--- Written task ---
Pull out every line containing the string "τόσον".

# # #

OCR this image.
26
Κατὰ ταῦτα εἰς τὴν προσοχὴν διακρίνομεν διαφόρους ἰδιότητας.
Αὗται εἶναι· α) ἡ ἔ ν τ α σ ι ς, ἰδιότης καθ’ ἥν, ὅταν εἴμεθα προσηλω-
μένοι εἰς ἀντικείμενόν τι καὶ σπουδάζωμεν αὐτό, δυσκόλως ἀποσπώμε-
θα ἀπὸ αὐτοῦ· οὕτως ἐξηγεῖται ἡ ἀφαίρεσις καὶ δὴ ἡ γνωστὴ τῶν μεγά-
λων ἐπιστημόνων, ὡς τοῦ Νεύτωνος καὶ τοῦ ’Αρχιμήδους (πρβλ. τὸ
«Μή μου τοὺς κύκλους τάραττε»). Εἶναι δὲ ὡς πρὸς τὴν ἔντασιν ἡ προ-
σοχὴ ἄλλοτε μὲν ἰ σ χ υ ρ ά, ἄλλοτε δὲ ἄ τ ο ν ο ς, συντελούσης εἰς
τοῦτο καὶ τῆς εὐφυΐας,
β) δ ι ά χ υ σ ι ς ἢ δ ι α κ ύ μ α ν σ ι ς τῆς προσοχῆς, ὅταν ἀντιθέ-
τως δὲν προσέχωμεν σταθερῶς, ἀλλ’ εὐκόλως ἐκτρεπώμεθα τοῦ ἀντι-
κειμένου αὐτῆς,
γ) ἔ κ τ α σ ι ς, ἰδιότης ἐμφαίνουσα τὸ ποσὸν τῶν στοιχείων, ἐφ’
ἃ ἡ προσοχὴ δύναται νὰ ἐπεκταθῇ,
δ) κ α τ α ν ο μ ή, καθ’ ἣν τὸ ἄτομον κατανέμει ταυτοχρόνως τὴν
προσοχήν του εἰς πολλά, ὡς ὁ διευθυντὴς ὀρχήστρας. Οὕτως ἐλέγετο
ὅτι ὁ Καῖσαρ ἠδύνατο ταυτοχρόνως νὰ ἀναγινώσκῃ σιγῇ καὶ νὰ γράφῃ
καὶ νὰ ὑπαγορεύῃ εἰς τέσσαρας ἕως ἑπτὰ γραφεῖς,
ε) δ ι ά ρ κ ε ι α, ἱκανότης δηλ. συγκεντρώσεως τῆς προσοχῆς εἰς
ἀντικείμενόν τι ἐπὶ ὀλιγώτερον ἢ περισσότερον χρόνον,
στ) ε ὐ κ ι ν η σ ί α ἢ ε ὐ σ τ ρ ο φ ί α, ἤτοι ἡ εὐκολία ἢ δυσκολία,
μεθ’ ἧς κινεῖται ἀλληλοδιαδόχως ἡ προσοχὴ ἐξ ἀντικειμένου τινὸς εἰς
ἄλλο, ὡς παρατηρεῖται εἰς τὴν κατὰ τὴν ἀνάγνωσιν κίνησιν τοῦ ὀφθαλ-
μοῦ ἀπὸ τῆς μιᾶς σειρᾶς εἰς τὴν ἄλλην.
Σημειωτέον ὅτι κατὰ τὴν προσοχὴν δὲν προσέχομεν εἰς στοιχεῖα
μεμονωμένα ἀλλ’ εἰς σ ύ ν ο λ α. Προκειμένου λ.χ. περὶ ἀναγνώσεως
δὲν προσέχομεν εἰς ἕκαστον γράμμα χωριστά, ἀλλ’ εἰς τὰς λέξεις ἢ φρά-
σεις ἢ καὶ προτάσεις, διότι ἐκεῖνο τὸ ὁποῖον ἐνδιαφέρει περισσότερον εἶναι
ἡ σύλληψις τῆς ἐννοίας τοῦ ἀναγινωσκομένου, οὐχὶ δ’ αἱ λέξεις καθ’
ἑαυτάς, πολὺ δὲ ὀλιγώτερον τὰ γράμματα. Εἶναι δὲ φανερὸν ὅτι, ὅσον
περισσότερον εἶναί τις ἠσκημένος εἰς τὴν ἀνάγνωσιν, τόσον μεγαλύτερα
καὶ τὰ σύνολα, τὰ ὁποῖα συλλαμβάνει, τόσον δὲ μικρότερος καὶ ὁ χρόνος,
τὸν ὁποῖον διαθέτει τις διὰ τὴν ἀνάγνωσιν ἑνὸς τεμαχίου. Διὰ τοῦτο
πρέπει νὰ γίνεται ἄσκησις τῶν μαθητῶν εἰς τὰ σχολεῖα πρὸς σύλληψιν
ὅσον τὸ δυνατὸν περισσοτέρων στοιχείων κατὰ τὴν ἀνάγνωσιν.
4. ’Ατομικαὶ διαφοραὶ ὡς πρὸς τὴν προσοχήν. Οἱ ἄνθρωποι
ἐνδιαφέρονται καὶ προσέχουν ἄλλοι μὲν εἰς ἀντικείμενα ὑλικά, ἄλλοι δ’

# # #

--- Response to the task ---
περισσότερον εἶναί τις ἠσκημένος εἰς τὴν ἀνάγνωσιν, τόσον μεγαλύτερα
καὶ τὰ σύνολα, τὰ ὁποῖα συλλαμβάνει, τόσον δὲ μικρότερος καὶ ὁ χρόνος,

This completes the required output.